— REQUIREMENT 1 —
Name every film that the review of The Tale of Princess Kaguya identifies as directed by Isao Takahata.
— REQUIREMENT 2 —
Write the next part of the review of The Tale of Princess Kaguya, picking up after its plot summary of the move to the Capital.
┌─ SUPPLIED PASSAGE
Sunday, January 4, 2015

The Tale of Princess Kaguya - Sublime Beyond Words

Studio Ghibli in "The Tale of Princess Kaguya" takes a new direction in both story and animation style and adapts a traditional Japanese folktale.  Disney movies have been inspired by fairy tales for generations now, adding cute animals and happy endings to what were actually often very dark stories.  "The Little Mermaid"'s title character in the original Hans Christian Andersen tale dies alone and ignored by her dashing Prince.  In the Disney version Ariel has a happy wedding under a rainbow, with a reprise of 'Part of Your World'.  Studio Ghibli does not hide from the ending of it's source material, 'The Bamboo-Cutter's Tale'.  It uses the tragedy of the ending of its source material to take a particularly Ghibli statement.

The director of "The Tale of Princess Kaguya" is Isao Takahata, one of the two great directors in the Ghibli house.  This will probably be Takahata's final film, considering he has not directed since 1999's "My Neighbor's the Yamadas".  Seventy-nine year old directors do not have many more projects left in them that take eight years to be completed, such as "Princess Kaguya".  Takahata previously directed the classic "Grave of the Fireflies", a movie about two war orphans starving to death in the ruins of Hiroshima.  The question is:  how could a movie about a magical princess from the Moon be just as depressing, if not more so?

The art style of "Kaguya-hime" is based on traditional Japanese painting, kakemono scrolls.  There is a very exact use of delicate lines, never quite covering every object they represent.  Most eyes of characters are a single brushstroke, unless they are the Princess herself, who gets fuller anime eyes.  Watercolor-esque colors are used for most of the film, besides more energetic scenes which appear to be made from more abstract black and white charcoal.  (These are the very same aims and techniques of the video game, "Okami";s art-style.)  Much like the paintings of Ghibli's inspiration, "Princess Kaguya" is deceptively simple:  there is a sophisticated use of negative space between many of the objects in landscapes, giving the film a unique look.  Much as it's artwork, "Princess Kaguya" itself is far more than it seems.  On the surface it is just a fairy tale, but it is in fact a highly complex story of growing up, the dissatisfaction of human life, and the beauty of our human suffering.

Absolutely stunning. Possibly the prettiest movie of 2014.
In an unspecified period of medieval Japan, an elderly bamboo-cutter is doing what bamboo-cutters usually do:  cutting bamboo.  He then discovers within one of the stalks a tiny princess, so small that she can fit inside his hands.  The Bamboo-cutter realizes she is a gift from heaven, and that he must raise her with his wife to become a real fully-sized human princess.  The tiny Princess then rapidly grows into a precocious young girl, who loves to play with the local country children.  Magical deposits of gold and dresses appear in the woods for the bamboo-cutter, who uses it to take his daughter to the Capital so that she may live as a noblewoman, as he feels she was destined to do.
└─
┌─ DATASET
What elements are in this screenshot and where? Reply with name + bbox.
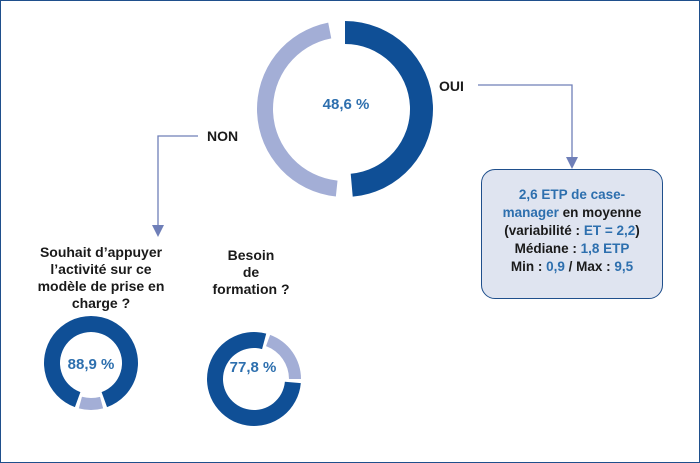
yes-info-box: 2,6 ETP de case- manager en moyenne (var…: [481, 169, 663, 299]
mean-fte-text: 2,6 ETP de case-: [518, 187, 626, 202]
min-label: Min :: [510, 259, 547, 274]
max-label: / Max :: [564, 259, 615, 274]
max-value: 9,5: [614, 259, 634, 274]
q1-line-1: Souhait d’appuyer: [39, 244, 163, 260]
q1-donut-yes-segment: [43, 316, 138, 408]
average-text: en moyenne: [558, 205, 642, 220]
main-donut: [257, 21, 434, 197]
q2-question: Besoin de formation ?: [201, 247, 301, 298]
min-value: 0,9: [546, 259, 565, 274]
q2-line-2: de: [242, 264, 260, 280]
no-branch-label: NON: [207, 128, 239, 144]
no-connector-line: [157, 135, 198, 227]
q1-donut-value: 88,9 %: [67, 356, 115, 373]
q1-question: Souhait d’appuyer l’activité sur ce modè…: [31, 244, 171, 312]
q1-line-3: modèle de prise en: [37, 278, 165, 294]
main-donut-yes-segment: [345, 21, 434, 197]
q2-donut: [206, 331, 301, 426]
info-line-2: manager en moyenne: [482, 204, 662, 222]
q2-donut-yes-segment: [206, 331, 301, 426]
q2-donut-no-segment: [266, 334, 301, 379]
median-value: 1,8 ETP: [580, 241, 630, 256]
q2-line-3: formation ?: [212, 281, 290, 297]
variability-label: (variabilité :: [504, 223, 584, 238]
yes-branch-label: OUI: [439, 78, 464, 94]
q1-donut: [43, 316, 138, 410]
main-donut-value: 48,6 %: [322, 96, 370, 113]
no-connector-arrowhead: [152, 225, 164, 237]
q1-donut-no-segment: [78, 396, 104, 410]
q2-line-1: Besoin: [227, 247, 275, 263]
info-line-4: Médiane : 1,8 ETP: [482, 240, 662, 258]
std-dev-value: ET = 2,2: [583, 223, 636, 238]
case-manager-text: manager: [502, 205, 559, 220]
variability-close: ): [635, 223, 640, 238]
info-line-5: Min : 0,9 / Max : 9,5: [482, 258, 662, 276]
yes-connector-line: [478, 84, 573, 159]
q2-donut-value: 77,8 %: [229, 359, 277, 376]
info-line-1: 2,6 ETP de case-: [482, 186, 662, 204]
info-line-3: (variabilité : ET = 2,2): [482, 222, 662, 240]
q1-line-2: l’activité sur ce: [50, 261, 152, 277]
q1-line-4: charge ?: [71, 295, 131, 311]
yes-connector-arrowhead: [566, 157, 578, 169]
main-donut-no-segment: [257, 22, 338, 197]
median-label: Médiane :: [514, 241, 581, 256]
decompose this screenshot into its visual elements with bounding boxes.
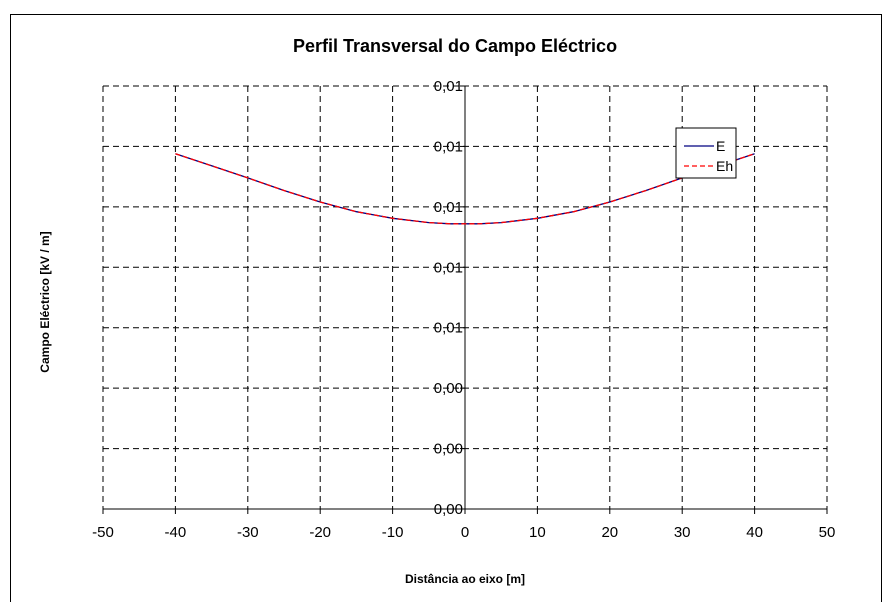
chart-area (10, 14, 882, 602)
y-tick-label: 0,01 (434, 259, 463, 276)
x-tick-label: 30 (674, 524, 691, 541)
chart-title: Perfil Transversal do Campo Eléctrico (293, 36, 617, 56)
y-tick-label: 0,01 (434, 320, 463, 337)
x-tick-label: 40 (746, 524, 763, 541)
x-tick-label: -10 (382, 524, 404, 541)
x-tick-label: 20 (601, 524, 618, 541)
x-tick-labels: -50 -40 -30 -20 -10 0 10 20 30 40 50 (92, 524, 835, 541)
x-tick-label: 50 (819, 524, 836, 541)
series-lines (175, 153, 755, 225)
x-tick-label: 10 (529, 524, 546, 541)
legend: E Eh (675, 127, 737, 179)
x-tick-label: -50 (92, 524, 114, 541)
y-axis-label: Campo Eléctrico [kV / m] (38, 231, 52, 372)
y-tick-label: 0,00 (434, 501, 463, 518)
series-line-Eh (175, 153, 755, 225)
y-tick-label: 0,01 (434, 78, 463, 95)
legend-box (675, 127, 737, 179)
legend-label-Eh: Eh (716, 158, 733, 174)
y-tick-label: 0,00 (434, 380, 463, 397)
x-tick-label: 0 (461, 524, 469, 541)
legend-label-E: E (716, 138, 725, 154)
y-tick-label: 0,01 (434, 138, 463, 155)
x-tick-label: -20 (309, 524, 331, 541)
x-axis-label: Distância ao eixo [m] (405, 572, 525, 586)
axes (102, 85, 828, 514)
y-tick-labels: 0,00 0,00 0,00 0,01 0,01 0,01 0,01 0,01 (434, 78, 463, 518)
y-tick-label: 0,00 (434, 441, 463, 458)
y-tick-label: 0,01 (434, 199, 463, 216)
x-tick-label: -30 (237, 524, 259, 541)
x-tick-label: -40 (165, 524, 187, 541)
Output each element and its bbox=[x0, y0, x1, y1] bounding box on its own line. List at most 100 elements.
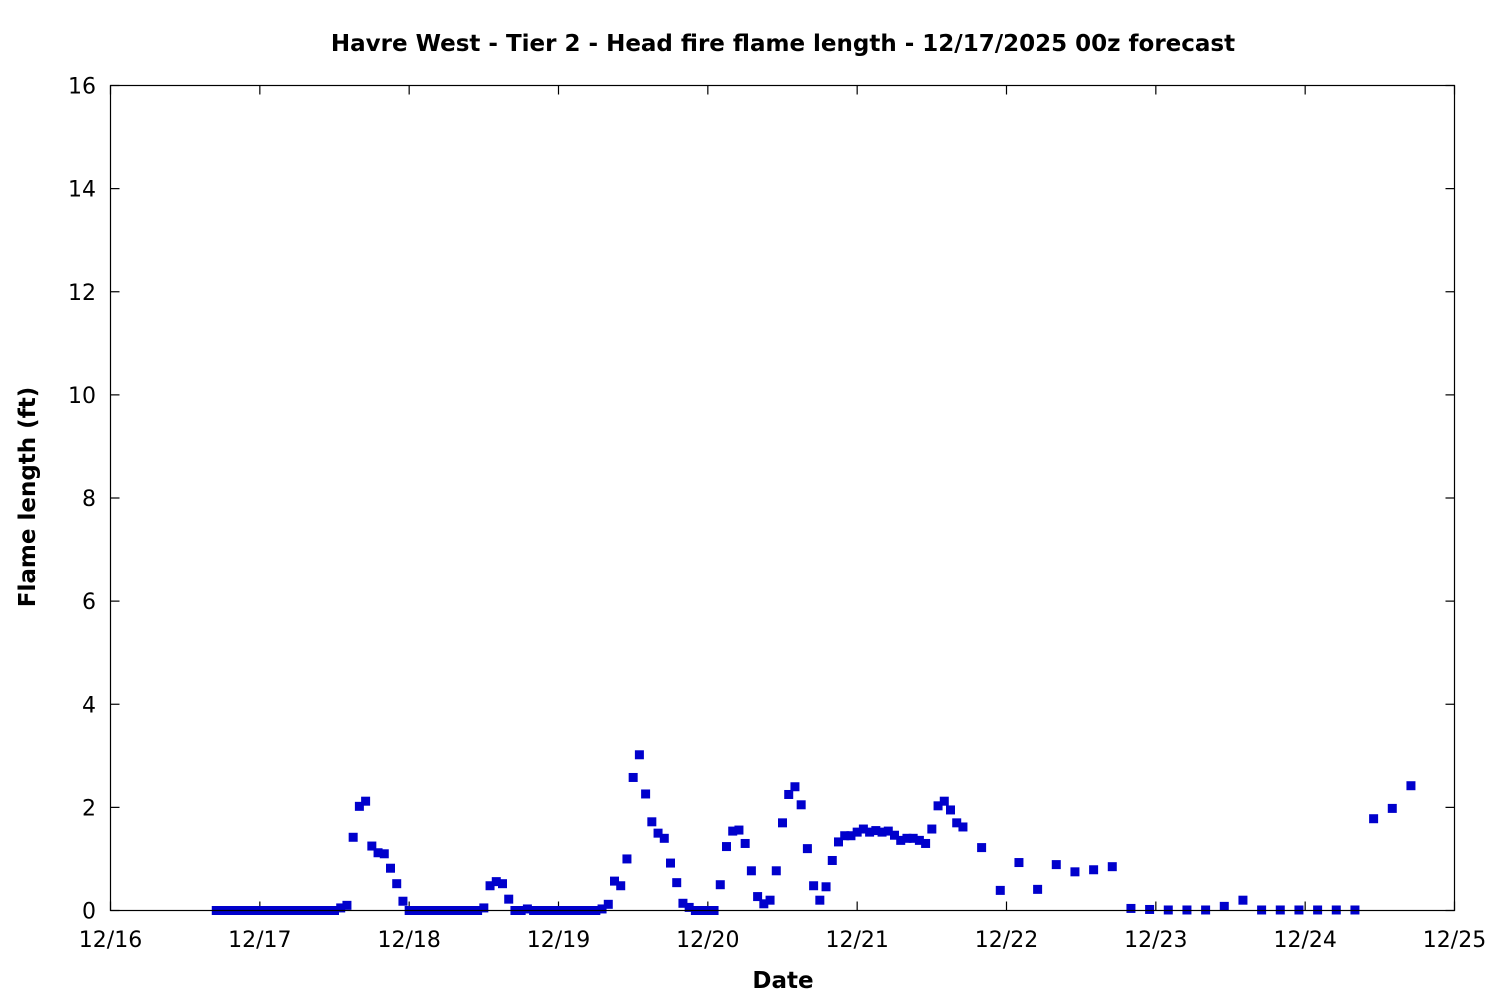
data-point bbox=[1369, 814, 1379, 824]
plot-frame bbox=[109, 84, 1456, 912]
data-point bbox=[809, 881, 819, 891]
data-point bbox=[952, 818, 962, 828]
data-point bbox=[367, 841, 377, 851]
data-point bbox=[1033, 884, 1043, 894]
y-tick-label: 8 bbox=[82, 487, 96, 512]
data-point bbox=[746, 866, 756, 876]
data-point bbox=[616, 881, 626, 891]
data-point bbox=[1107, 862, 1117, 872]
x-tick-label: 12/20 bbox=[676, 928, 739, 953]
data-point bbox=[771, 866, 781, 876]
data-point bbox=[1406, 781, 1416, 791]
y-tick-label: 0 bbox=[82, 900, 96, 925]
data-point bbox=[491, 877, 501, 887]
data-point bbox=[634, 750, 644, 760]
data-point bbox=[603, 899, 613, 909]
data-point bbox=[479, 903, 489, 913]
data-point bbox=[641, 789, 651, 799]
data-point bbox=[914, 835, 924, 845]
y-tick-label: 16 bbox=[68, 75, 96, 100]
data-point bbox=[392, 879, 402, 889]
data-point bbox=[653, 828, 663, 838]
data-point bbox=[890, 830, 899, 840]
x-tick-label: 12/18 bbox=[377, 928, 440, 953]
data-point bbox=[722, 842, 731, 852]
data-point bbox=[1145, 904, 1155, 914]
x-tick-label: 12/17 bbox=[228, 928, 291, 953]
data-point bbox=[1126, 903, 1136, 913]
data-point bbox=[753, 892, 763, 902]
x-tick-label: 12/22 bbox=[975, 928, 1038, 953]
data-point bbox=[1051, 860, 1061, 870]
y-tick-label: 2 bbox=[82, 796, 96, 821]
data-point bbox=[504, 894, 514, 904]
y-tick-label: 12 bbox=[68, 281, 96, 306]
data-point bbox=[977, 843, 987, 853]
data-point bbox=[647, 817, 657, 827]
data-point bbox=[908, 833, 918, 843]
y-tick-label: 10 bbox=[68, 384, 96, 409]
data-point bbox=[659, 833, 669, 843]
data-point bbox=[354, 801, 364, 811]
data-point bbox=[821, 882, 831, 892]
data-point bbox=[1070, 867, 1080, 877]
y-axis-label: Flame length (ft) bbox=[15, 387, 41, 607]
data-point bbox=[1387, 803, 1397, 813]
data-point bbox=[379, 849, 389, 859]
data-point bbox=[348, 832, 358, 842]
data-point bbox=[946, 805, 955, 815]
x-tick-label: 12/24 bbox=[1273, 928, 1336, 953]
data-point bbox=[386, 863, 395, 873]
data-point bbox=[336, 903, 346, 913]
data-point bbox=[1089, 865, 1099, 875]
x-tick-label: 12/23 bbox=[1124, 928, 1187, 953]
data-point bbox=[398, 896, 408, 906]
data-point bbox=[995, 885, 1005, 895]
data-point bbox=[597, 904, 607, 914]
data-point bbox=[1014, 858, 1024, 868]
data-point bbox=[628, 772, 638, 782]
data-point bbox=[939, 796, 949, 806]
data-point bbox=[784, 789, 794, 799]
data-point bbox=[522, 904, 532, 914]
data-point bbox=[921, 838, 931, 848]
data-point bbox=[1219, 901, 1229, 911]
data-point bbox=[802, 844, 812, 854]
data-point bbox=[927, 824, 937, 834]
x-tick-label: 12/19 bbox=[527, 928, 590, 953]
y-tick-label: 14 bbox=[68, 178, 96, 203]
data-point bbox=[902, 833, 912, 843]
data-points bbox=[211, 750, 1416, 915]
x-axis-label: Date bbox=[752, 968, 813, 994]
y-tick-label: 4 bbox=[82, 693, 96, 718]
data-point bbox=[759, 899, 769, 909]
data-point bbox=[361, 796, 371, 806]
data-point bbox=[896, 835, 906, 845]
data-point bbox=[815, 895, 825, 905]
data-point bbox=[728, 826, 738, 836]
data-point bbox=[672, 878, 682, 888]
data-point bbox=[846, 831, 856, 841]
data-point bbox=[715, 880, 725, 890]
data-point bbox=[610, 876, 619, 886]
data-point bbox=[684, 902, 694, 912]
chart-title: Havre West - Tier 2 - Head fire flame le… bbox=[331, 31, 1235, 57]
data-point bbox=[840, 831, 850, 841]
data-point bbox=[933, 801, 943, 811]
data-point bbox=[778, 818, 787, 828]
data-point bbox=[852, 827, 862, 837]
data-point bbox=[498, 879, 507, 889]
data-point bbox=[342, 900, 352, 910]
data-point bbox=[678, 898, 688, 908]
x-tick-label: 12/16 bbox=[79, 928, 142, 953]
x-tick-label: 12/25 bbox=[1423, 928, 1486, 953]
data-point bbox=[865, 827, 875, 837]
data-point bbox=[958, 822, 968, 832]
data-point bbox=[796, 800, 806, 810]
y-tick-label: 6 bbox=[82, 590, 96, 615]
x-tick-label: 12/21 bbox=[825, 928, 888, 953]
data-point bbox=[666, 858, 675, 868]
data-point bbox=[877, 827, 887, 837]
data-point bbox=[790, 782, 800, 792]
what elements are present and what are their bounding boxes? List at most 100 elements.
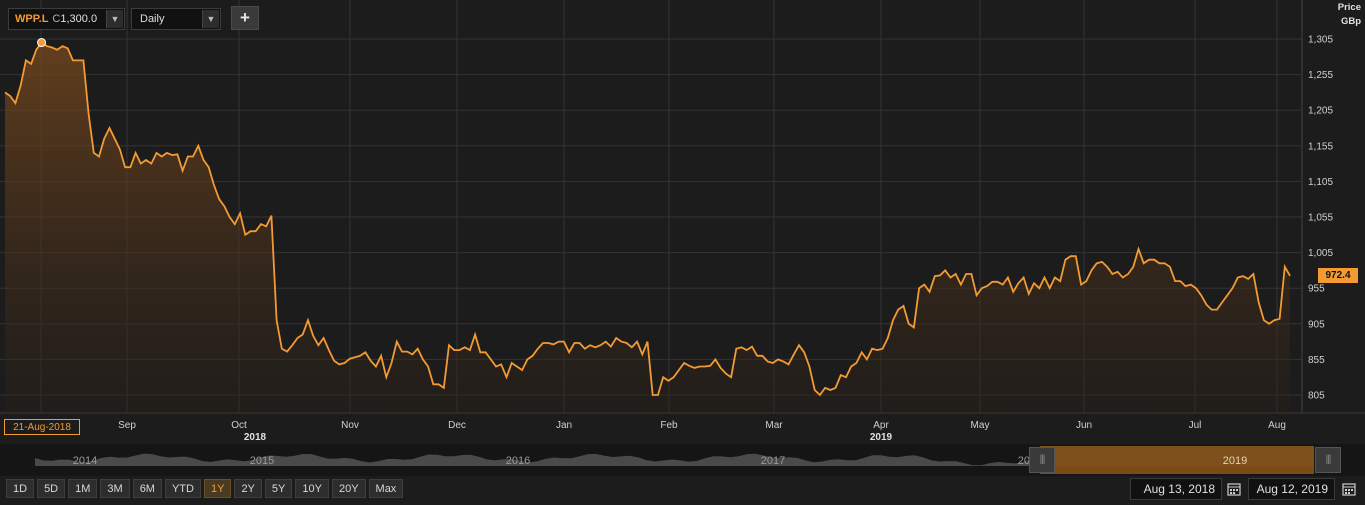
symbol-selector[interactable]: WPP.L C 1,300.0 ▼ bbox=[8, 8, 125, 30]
└─
— RESULT 1 —
- "The Tale of Princess Kaguya"
- "My Neighbor's the Yamadas"
- "Grave of the Fireflies"

— RESULT 2 —
Though the old couple loves the Princess with all of their hearts, and do everything they can for her, she remains forever unhappy.  The Princess is willful and lively, so cannot stand the styling restrictions of a noblewoman's life.  They must not be seen, they can barely talk, they must stick to decorum forever, and finally must marry a strange man, the concept of which terrifies her.   The young is beloved by all unconditionally for her beauty and grace, she even smittens the elderly who priest who gives her the name "Kaguya" at her puberty naming ritual.  Stories of her beauty circle the Capital, bringing great noblemen and even the Emperor to the Princess's door, yet she rejects them all.  Despite having everything a person of this period could ever fantasize about, the Princess can only dream back to her simple childhood, playing with her little friends in the woods.

Just an amazing amount of emotion in just one screenshot.
"The Tale of Princess Kaguya" sounds like a very weighty movie dealing with the struggles of all people and their dissatisfaction with their station.  The depression of the Princess has no obvious cause.  Isao Takahata is not the kind of director to make this a feminist rejection of women's roles in traditional Japanese culture*.  Rather it is the unpredictable yearning we all have for something else, no matter what we have.  The happiest people in the world with the greatest success still feel that painful ache that their lives could be different - a full human can never be truly 100% happy.  Even for a Ghibli movie the characterization of Kaguya is extremely subtle, and whatever crimes she has committed are nothing more than a lack of appreciation for her current life.  For that she is punished terribly.

Things are not all gloom, luckily.  For a good deal of "Princess Kaguya"'s run time, this is a very light movie, mostly showing an idyllic childhood and cute toddlers.  Through a very stylized paintbrush, Takahata still creates a classic Studio Ghibli experience.  The bamboo-cutter and his wife have large cartoony heads, and they never quite fit in with upper class society.  A simple clumsy motion like the bamboo-cutter's ridiculously tall nobleman hat getting knocked off every time he goes through a doorway is a constant humorous delight.  There is Kaguya's fat little maidservant, a little creature whose ever-closed eyes open enigmatically.  No other animation studio can show so much love for its characters than Ghibli, who can wow an audience just by portraying Baby Kaguya jumping across her room chasing after a frog.

I wish I could put up 1000 screenshots of this gorgeous movie.  Instead I must settle for merely three.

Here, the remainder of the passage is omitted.